** WORK REQUEST 1 **
Decide whether each statement below agrees with the text on Ballynacally, answering yes or no and quoting the deciding words: (a) Ballynacally lies 16.7 km southwest of Ennis. (b) The name Ballynacally means "the monk's land." (c) In 1841 the townland had a population of 194 people.
** WORK REQUEST 2 **
Carry on the text on Ballynacally past its last sentence.

(PASSAGE TO READ Opens)

Village in County Clare, Ireland

Ballynacally is a village and townland situated 16.7 km southwest of Ennis, on the R473 coast road to Kilrush in the civil parish of Kilchreest, County Clare, Ireland. It lies near the bank of the River Shannon.

==History==
Ballynacally derives from Baile na Caillí. This means "the nun's land", because it belonged to the nuns of Killone Convent. It is home to many historical structures and monuments. The area is known to have been visited by St. Brendan and St. Senan who established monasteries in the islands. The Vikings looted the churches while travelling up the Shannon to Limerick. During the Norman period nuns occupied the Kilchreest area, and Norman castles were erected at Dangan, Ballycorick, and Cragbrien.
The ruins of the Dangan tower still remain.

Ballynacally was a former parish. Samuel Lewis's 'County Clare: A History and Topography (1837) mentioned that the villagers produced corn, butter, pork, and other agricultural produce which was loaded into boats in the quay and taken along the river to Limerick, and that limestone and sea manure were produced for the community. He also mentioned that Ballynacally held several cattle fairs throughout the year. In 1841 the townland had an area of 12 acres and a population of 194 people living in 29 houses. In the 19th century, the village developed a reputation for its fine "faction fighters" (see bataireacht), who possessed a "superior skill with the stick".

(PASSAGE TO READ Closes)
(RECORD SET Opens)

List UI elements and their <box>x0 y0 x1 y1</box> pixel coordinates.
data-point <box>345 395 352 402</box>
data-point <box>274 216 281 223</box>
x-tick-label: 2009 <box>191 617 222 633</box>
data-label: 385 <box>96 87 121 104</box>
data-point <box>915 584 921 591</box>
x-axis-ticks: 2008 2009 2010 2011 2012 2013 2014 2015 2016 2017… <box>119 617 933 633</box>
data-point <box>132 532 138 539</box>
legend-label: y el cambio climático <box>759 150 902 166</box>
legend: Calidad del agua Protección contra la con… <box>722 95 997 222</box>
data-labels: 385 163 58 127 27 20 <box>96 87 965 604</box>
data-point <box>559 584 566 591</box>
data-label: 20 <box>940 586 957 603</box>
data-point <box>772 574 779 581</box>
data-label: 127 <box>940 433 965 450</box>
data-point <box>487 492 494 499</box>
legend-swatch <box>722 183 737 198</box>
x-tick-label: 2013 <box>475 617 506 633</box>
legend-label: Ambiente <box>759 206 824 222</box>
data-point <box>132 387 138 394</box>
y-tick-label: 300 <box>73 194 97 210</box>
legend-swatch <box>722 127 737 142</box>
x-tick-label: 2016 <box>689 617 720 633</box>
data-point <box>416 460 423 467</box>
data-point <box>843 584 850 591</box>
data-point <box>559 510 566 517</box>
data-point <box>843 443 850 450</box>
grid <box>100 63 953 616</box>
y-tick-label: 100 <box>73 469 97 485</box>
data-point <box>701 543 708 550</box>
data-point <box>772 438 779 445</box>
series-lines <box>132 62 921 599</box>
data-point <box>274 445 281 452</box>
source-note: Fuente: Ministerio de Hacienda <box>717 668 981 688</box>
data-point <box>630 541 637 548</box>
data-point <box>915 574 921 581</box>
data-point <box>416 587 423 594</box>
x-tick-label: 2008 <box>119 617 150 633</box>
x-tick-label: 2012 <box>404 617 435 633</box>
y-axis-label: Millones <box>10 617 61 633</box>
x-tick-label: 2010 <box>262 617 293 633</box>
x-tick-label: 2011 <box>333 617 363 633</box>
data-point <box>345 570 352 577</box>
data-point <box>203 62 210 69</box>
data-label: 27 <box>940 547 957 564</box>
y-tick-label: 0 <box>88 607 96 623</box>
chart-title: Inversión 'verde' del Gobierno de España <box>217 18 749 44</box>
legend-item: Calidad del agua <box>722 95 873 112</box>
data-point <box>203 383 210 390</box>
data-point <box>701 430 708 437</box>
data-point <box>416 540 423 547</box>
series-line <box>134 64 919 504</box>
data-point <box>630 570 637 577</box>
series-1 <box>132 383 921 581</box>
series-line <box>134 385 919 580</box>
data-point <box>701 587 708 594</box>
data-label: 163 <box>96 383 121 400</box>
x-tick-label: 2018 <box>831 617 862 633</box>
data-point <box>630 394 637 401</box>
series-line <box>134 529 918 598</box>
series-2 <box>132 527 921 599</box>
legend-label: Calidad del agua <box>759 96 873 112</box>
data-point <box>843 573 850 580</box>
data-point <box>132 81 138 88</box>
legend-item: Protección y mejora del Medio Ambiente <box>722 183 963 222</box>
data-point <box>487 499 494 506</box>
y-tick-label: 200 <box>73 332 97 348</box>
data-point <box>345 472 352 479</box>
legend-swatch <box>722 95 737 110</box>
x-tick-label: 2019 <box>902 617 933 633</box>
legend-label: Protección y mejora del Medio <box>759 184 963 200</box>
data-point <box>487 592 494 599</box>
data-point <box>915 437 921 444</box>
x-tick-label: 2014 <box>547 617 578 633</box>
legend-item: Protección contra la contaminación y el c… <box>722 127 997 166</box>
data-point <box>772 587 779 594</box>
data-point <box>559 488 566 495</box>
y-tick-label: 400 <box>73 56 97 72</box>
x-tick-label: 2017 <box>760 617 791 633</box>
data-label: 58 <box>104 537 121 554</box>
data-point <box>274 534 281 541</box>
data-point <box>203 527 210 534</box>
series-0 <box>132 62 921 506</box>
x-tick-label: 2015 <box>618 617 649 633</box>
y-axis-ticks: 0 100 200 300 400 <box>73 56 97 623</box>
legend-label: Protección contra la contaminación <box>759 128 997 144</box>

(RECORD SET Closes)

** RESPONSE 1 **
(a) Yes: "situated 16.7 km southwest of Ennis"
(b) No: "This means "the nun's land""
(c) Yes: "a population of 194 people living in 29 houses"

** RESPONSE 2 **
Professor Thomas Rice Henn in the mid 20th century described Ballynacally as "a straggling village, with its one street and five public houses, crossing a bridge over a lesser stream" in his memoirs The Five Arches.

==Geography==
Ballynacally is situated 16.7 km southwest of Ennis, on the R473 coast road to Kilrush in the parish of Kilchreest, County Clare. It lies near the bank of the River Shannon. To the north, Ballycorick Creek flows into the Shannon. Ballynacally is bordered by the townlands of Carrowkilla to the north, Knocksaggart to the northeast, Rosscliff to the east, Ballynagard to the south, Cloonnakilla to the west, and Ardnagla to the northwest.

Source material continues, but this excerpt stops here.